▶ [Objective] Images embedded in the records are excluded; print everything else exactly as given.

--- Start of Provided data ---

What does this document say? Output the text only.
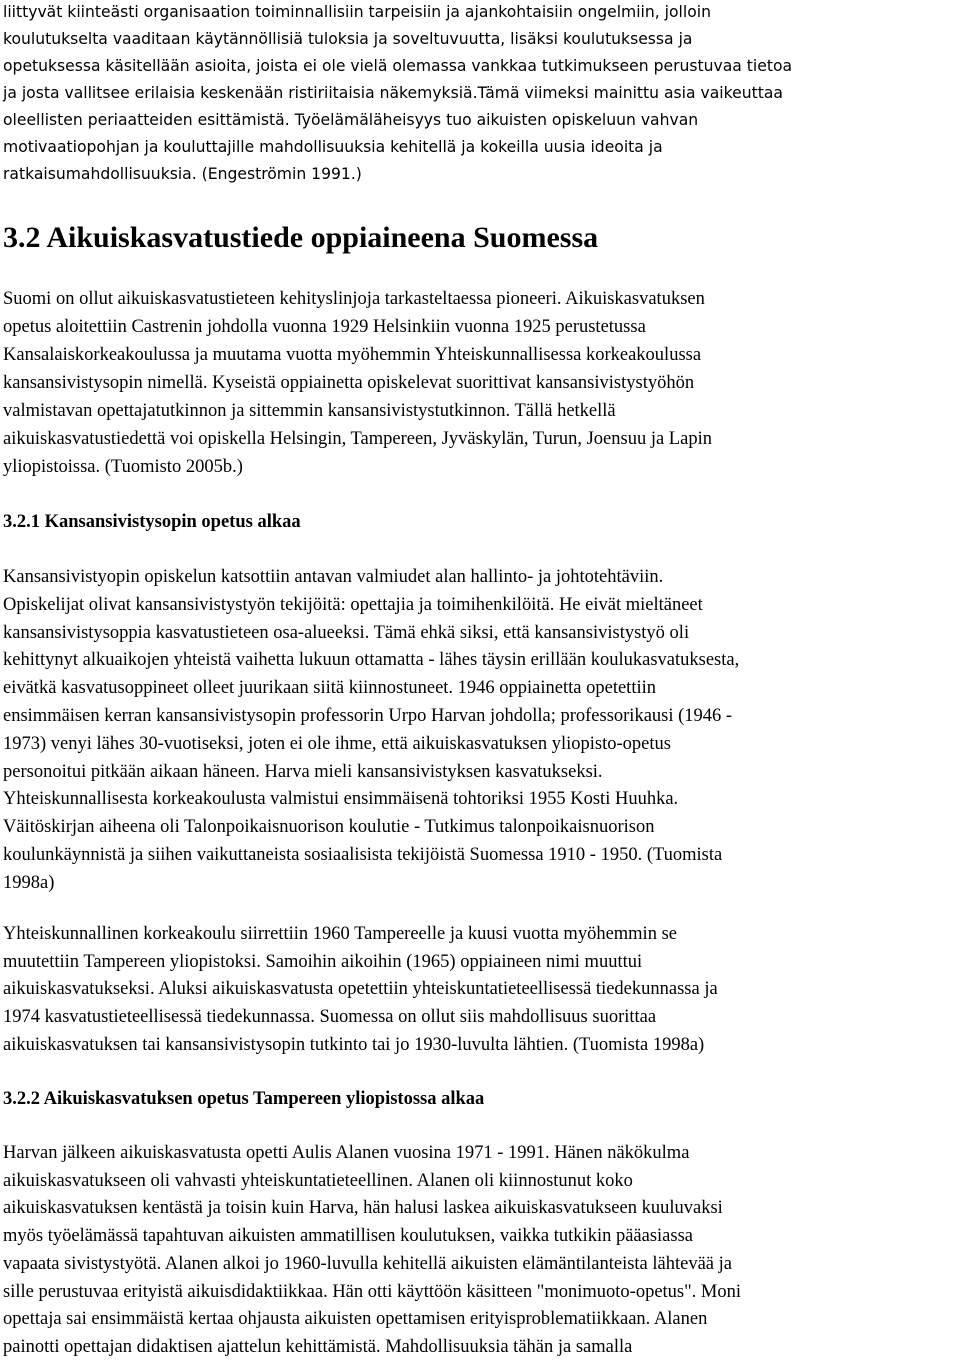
liittyvät kiinteästi organisaation toiminnallisiin tarpeisiin ja ajankohtaisiin ongelmiin, jolloin
koulutukselta vaaditaan käytännöllisiä tuloksia ja soveltuvuutta, lisäksi koulutuksessa ja
opetuksessa käsitellään asioita, joista ei ole vielä olemassa vankkaa tutkimukseen perustuvaa tietoa
ja josta vallitsee erilaisia keskenään ristiriitaisia näkemyksiä.Tämä viimeksi mainittu asia vaikeuttaa
oleellisten periaatteiden esittämistä. Työelämäläheisyys tuo aikuisten opiskeluun vahvan
motivaatiopohjan ja kouluttajille mahdollisuuksia kehitellä ja kokeilla uusia ideoita ja
ratkaisumahdollisuuksia. (Engeströmin 1991.)
3.2 Aikuiskasvatustiede oppiaineena Suomessa
Suomi on ollut aikuiskasvatustieteen kehityslinjoja tarkasteltaessa pioneeri. Aikuiskasvatuksen
opetus aloitettiin Castrenin johdolla vuonna 1929 Helsinkiin vuonna 1925 perustetussa
Kansalaiskorkeakoulussa ja muutama vuotta myöhemmin Yhteiskunnallisessa korkeakoulussa
kansansivistysopin nimellä. Kyseistä oppiainetta opiskelevat suorittivat kansansivistystyöhön
valmistavan opettajatutkinnon ja sittemmin kansansivistystutkinnon. Tällä hetkellä
aikuiskasvatustiedettä voi opiskella Helsingin, Tampereen, Jyväskylän, Turun, Joensuu ja Lapin
yliopistoissa. (Tuomisto 2005b.)
3.2.1 Kansansivistysopin opetus alkaa
Kansansivistyopin opiskelun katsottiin antavan valmiudet alan hallinto- ja johtotehtäviin.
Opiskelijat olivat kansansivistystyön tekijöitä: opettajia ja toimihenkilöitä. He eivät mieltäneet
kansansivistysoppia kasvatustieteen osa-alueeksi. Tämä ehkä siksi, että kansansivistystyö oli
kehittynyt alkuaikojen yhteistä vaihetta lukuun ottamatta - lähes täysin erillään koulukasvatuksesta,
eivätkä kasvatusoppineet olleet juurikaan siitä kiinnostuneet. 1946 oppiainetta opetettiin
ensimmäisen kerran kansansivistysopin professorin Urpo Harvan johdolla; professorikausi (1946 -
1973) venyi lähes 30-vuotiseksi, joten ei ole ihme, että aikuiskasvatuksen yliopisto-opetus
personoitui pitkään aikaan häneen. Harva mieli kansansivistyksen kasvatukseksi.
Yhteiskunnallisesta korkeakoulusta valmistui ensimmäisenä tohtoriksi 1955 Kosti Huuhka.
Väitöskirjan aiheena oli Talonpoikaisnuorison koulutie - Tutkimus talonpoikaisnuorison
koulunkäynnistä ja siihen vaikuttaneista sosiaalisista tekijöistä Suomessa 1910 - 1950. (Tuomista
1998a)
Yhteiskunnallinen korkeakoulu siirrettiin 1960 Tampereelle ja kuusi vuotta myöhemmin se
muutettiin Tampereen yliopistoksi. Samoihin aikoihin (1965) oppiaineen nimi muuttui
aikuiskasvatukseksi. Aluksi aikuiskasvatusta opetettiin yhteiskuntatieteellisessä tiedekunnassa ja
1974 kasvatustieteellisessä tiedekunnassa. Suomessa on ollut siis mahdollisuus suorittaa
aikuiskasvatuksen tai kansansivistysopin tutkinto tai jo 1930-luvulta lähtien. (Tuomista 1998a)
3.2.2 Aikuiskasvatuksen opetus Tampereen yliopistossa alkaa
Harvan jälkeen aikuiskasvatusta opetti Aulis Alanen vuosina 1971 - 1991. Hänen näkökulma
aikuiskasvatukseen oli vahvasti yhteiskuntatieteellinen. Alanen oli kiinnostunut koko
aikuiskasvatuksen kentästä ja toisin kuin Harva, hän halusi laskea aikuiskasvatukseen kuuluvaksi
myös työelämässä tapahtuvan aikuisten ammatillisen koulutuksen, vaikka tutkikin pääasiassa
vapaata sivistystyötä. Alanen alkoi jo 1960-luvulla kehitellä aikuisten elämäntilanteista lähtevää ja
sille perustuvaa erityistä aikuisdidaktiikkaa. Hän otti käyttöön käsitteen "monimuoto-opetus". Moni
opettaja sai ensimmäistä kertaa ohjausta aikuisten opettamisen erityisproblematiikkaan. Alanen
painotti opettajan didaktisen ajattelun kehittämistä. Mahdollisuuksia tähän ja samalla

--- End of Provided data ---

▶ [Full output]
What does this document say? Output the text only.
liittyvät kiinteästi organisaation toiminnallisiin tarpeisiin ja ajankohtaisiin ongelmiin, jolloin
koulutukselta vaaditaan käytännöllisiä tuloksia ja soveltuvuutta, lisäksi koulutuksessa ja
opetuksessa käsitellään asioita, joista ei ole vielä olemassa vankkaa tutkimukseen perustuvaa tietoa
ja josta vallitsee erilaisia keskenään ristiriitaisia näkemyksiä.Tämä viimeksi mainittu asia vaikeuttaa
oleellisten periaatteiden esittämistä. Työelämäläheisyys tuo aikuisten opiskeluun vahvan
motivaatiopohjan ja kouluttajille mahdollisuuksia kehitellä ja kokeilla uusia ideoita ja
ratkaisumahdollisuuksia. (Engeströmin 1991.)
3.2 Aikuiskasvatustiede oppiaineena Suomessa
Suomi on ollut aikuiskasvatustieteen kehityslinjoja tarkasteltaessa pioneeri. Aikuiskasvatuksen
opetus aloitettiin Castrenin johdolla vuonna 1929 Helsinkiin vuonna 1925 perustetussa
Kansalaiskorkeakoulussa ja muutama vuotta myöhemmin Yhteiskunnallisessa korkeakoulussa
kansansivistysopin nimellä. Kyseistä oppiainetta opiskelevat suorittivat kansansivistystyöhön
valmistavan opettajatutkinnon ja sittemmin kansansivistystutkinnon. Tällä hetkellä
aikuiskasvatustiedettä voi opiskella Helsingin, Tampereen, Jyväskylän, Turun, Joensuu ja Lapin
yliopistoissa. (Tuomisto 2005b.)
3.2.1 Kansansivistysopin opetus alkaa
Kansansivistyopin opiskelun katsottiin antavan valmiudet alan hallinto- ja johtotehtäviin.
Opiskelijat olivat kansansivistystyön tekijöitä: opettajia ja toimihenkilöitä. He eivät mieltäneet
kansansivistysoppia kasvatustieteen osa-alueeksi. Tämä ehkä siksi, että kansansivistystyö oli
kehittynyt alkuaikojen yhteistä vaihetta lukuun ottamatta - lähes täysin erillään koulukasvatuksesta,
eivätkä kasvatusoppineet olleet juurikaan siitä kiinnostuneet. 1946 oppiainetta opetettiin
ensimmäisen kerran kansansivistysopin professorin Urpo Harvan johdolla; professorikausi (1946 -
1973) venyi lähes 30-vuotiseksi, joten ei ole ihme, että aikuiskasvatuksen yliopisto-opetus
personoitui pitkään aikaan häneen. Harva mieli kansansivistyksen kasvatukseksi.
Yhteiskunnallisesta korkeakoulusta valmistui ensimmäisenä tohtoriksi 1955 Kosti Huuhka.
Väitöskirjan aiheena oli Talonpoikaisnuorison koulutie - Tutkimus talonpoikaisnuorison
koulunkäynnistä ja siihen vaikuttaneista sosiaalisista tekijöistä Suomessa 1910 - 1950. (Tuomista
1998a)
Yhteiskunnallinen korkeakoulu siirrettiin 1960 Tampereelle ja kuusi vuotta myöhemmin se
muutettiin Tampereen yliopistoksi. Samoihin aikoihin (1965) oppiaineen nimi muuttui
aikuiskasvatukseksi. Aluksi aikuiskasvatusta opetettiin yhteiskuntatieteellisessä tiedekunnassa ja
1974 kasvatustieteellisessä tiedekunnassa. Suomessa on ollut siis mahdollisuus suorittaa
aikuiskasvatuksen tai kansansivistysopin tutkinto tai jo 1930-luvulta lähtien. (Tuomista 1998a)
3.2.2 Aikuiskasvatuksen opetus Tampereen yliopistossa alkaa
Harvan jälkeen aikuiskasvatusta opetti Aulis Alanen vuosina 1971 - 1991. Hänen näkökulma
aikuiskasvatukseen oli vahvasti yhteiskuntatieteellinen. Alanen oli kiinnostunut koko
aikuiskasvatuksen kentästä ja toisin kuin Harva, hän halusi laskea aikuiskasvatukseen kuuluvaksi
myös työelämässä tapahtuvan aikuisten ammatillisen koulutuksen, vaikka tutkikin pääasiassa
vapaata sivistystyötä. Alanen alkoi jo 1960-luvulla kehitellä aikuisten elämäntilanteista lähtevää ja
sille perustuvaa erityistä aikuisdidaktiikkaa. Hän otti käyttöön käsitteen "monimuoto-opetus". Moni
opettaja sai ensimmäistä kertaa ohjausta aikuisten opettamisen erityisproblematiikkaan. Alanen
painotti opettajan didaktisen ajattelun kehittämistä. Mahdollisuuksia tähän ja samalla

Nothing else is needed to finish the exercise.